— begin —

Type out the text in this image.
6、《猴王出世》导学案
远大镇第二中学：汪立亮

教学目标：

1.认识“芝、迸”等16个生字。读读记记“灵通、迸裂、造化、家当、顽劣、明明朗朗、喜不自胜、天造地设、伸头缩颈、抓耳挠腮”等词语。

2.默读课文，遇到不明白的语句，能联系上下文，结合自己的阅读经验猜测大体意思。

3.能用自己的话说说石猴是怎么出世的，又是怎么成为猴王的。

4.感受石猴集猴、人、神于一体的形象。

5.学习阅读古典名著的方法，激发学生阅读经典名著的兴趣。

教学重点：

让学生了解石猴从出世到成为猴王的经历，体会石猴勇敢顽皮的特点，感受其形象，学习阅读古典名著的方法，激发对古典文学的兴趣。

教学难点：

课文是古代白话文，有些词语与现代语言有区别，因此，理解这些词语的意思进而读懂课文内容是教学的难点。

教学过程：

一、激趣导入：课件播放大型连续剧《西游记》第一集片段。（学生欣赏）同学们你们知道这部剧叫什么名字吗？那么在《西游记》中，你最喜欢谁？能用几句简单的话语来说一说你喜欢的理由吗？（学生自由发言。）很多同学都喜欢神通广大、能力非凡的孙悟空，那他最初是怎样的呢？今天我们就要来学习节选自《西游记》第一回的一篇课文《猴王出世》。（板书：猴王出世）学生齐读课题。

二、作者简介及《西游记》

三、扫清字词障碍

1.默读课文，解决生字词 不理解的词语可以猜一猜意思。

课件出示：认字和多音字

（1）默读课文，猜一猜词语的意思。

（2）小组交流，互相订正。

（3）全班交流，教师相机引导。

— end —

• DIRECTION: Indicate how many lines of the material include the word "学习阅读古典名著的方法"; the number alone is required.

• COMPLETED EXERCISE: 2